**EXERCISE DESCRIPTION:** For every line in the data below that contains "Поныровский", copy the line.

**DATASET CONTENT:**
= = = = = = =

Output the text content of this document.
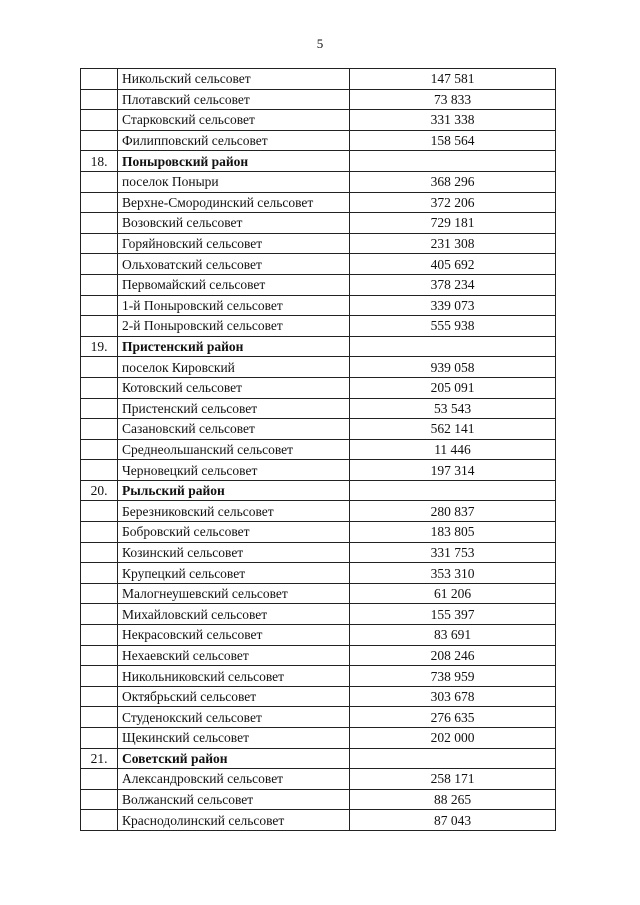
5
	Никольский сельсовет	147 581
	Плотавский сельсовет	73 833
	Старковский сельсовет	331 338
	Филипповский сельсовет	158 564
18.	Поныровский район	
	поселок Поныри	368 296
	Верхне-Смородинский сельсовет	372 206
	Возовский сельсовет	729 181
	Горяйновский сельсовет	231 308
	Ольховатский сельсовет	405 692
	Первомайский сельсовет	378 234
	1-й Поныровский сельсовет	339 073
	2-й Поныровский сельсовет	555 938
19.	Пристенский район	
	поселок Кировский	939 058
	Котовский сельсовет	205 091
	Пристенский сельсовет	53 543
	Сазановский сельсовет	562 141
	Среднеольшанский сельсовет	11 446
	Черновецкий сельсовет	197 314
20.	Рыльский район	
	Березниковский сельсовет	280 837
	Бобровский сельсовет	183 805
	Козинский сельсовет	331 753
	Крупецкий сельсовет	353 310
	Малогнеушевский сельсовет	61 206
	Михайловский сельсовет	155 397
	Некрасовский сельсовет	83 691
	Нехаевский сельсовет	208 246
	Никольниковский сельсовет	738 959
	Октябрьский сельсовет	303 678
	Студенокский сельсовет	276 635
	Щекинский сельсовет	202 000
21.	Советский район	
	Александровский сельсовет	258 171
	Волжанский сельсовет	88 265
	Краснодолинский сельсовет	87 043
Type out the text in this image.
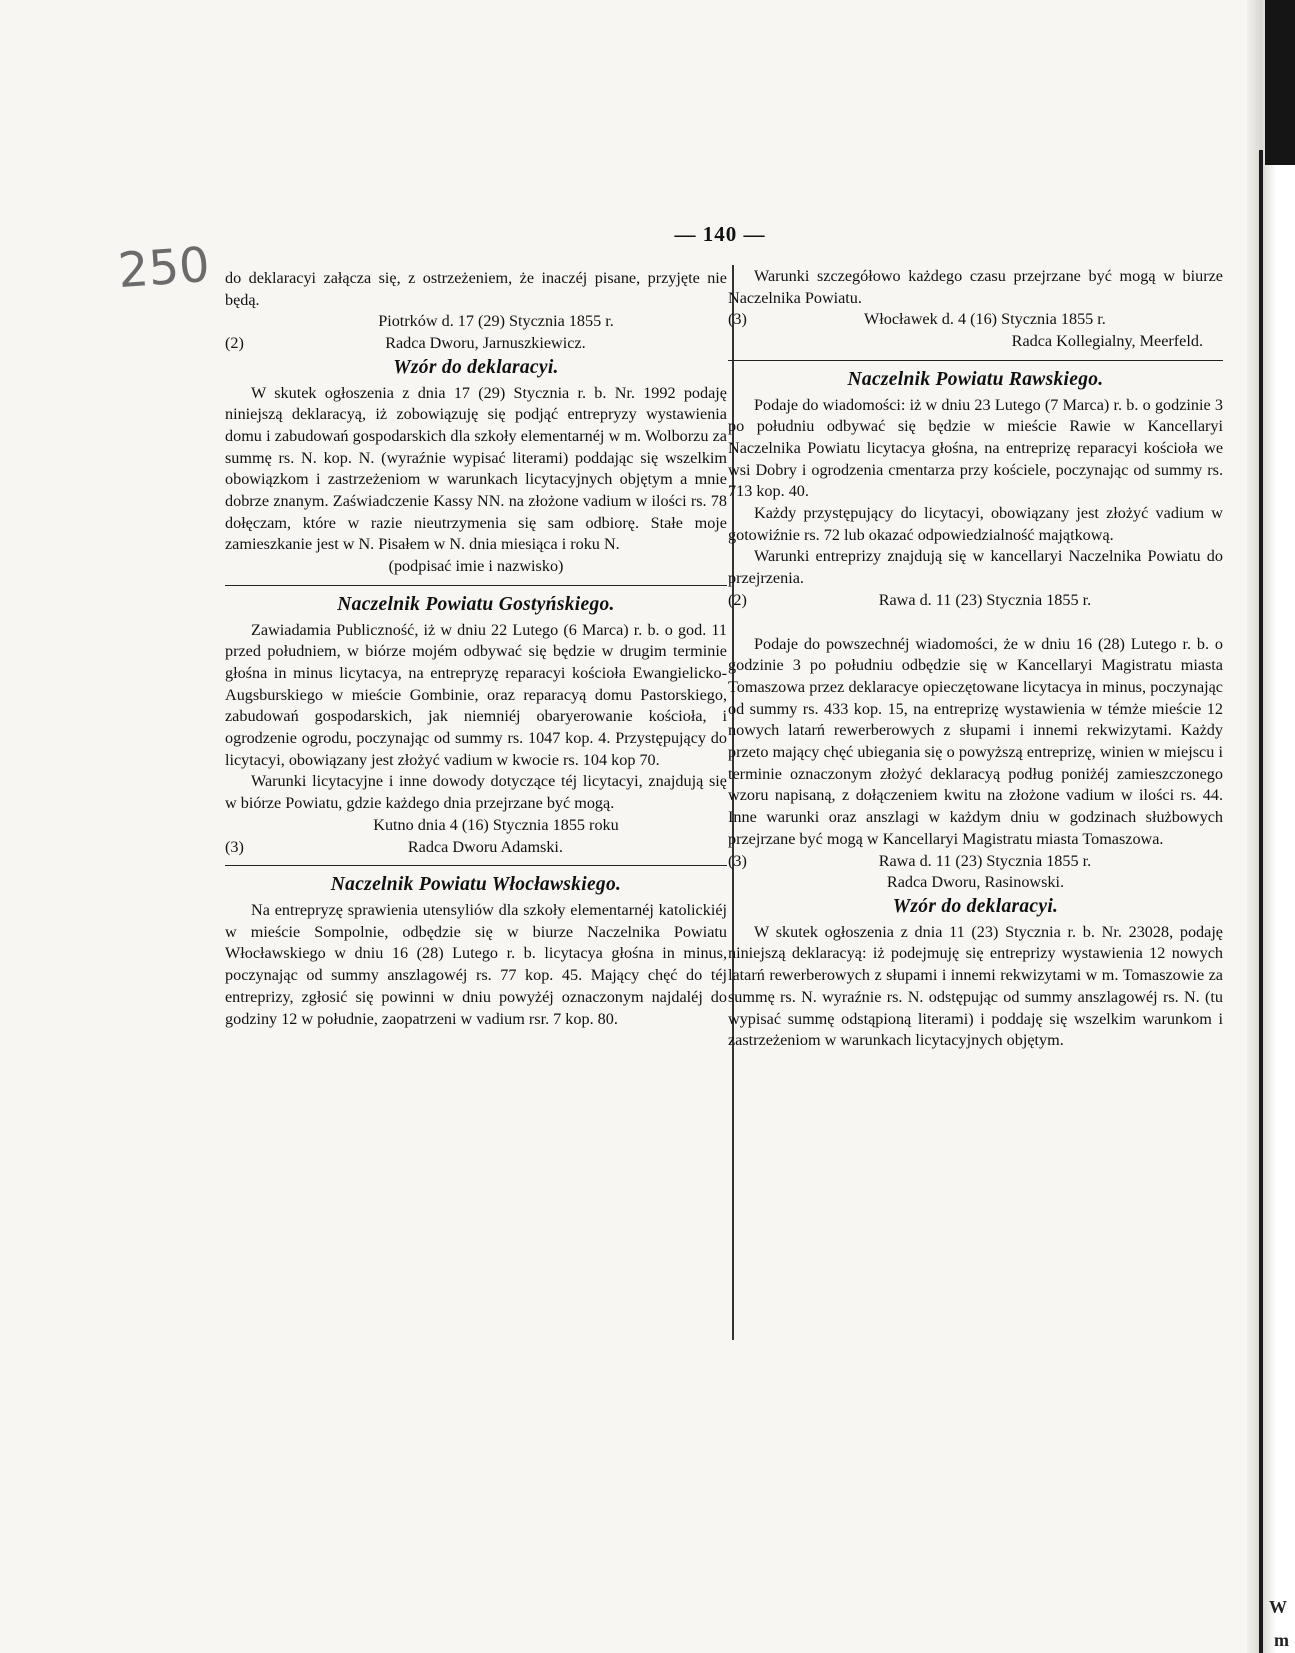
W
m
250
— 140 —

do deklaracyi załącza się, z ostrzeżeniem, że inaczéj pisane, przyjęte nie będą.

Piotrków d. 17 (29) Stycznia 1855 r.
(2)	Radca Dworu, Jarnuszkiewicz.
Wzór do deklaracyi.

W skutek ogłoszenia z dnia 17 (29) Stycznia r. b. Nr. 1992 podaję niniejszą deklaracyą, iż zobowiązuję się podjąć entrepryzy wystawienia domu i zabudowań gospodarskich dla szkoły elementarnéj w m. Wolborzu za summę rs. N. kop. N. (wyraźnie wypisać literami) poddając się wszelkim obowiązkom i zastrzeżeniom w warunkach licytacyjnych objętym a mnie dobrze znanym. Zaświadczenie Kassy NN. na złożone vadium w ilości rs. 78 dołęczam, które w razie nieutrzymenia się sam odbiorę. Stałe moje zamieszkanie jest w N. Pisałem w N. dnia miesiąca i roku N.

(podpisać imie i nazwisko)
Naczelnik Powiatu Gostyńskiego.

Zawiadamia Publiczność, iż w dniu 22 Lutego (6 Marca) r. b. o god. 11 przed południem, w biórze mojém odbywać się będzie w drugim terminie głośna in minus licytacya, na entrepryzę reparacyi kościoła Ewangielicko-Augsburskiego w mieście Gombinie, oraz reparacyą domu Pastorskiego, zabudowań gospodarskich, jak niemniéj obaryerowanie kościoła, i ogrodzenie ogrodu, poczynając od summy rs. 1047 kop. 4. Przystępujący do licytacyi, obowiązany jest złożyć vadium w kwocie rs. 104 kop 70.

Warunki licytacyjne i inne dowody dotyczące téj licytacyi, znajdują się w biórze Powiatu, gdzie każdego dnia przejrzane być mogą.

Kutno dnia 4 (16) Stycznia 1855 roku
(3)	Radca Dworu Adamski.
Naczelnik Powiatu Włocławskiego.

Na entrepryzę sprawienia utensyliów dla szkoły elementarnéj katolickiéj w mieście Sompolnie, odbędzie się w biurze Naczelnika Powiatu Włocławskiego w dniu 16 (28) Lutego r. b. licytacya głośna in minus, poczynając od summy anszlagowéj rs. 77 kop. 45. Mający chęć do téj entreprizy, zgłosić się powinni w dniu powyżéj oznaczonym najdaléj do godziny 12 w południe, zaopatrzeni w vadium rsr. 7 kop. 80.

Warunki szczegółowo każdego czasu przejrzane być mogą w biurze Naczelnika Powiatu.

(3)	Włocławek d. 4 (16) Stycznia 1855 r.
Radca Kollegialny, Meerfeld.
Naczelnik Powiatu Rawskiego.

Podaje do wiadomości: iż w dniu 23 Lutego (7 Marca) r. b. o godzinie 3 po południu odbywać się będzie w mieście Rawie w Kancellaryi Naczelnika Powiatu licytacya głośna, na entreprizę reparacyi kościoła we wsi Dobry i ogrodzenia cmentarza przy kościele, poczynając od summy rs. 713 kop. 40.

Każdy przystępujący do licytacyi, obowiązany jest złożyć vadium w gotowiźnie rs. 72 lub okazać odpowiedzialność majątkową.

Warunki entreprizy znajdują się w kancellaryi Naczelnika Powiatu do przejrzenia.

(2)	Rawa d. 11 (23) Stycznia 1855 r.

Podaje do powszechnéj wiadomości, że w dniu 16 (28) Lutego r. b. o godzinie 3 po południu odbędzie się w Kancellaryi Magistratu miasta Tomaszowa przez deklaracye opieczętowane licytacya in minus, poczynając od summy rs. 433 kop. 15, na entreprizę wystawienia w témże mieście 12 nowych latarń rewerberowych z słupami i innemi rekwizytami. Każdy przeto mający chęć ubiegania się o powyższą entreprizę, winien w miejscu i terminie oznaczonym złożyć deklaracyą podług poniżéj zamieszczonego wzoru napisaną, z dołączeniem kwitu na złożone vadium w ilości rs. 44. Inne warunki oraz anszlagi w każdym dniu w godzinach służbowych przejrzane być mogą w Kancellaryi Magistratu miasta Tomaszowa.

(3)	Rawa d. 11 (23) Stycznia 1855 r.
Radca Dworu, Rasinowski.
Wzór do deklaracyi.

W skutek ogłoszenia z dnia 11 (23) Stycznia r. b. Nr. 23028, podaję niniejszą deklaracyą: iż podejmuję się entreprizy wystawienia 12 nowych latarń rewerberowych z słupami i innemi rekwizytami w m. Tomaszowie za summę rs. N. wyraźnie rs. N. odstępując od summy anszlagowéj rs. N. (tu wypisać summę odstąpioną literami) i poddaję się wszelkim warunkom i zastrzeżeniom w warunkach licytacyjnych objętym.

= = = = = = =

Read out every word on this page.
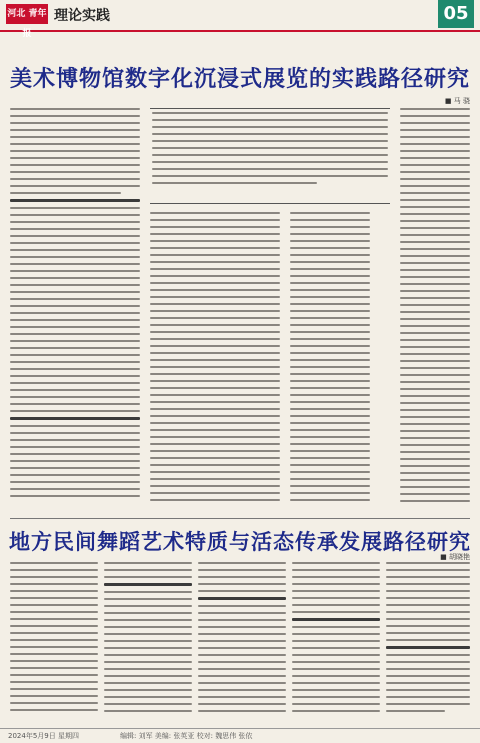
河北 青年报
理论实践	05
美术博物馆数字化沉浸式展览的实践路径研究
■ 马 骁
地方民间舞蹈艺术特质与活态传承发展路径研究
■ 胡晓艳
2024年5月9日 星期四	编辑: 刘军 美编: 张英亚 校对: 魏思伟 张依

= = = = = = =

**REPLY:**
18.	Поныровский район	
	1-й Поныровский сельсовет	339 073
	2-й Поныровский сельсовет	555 938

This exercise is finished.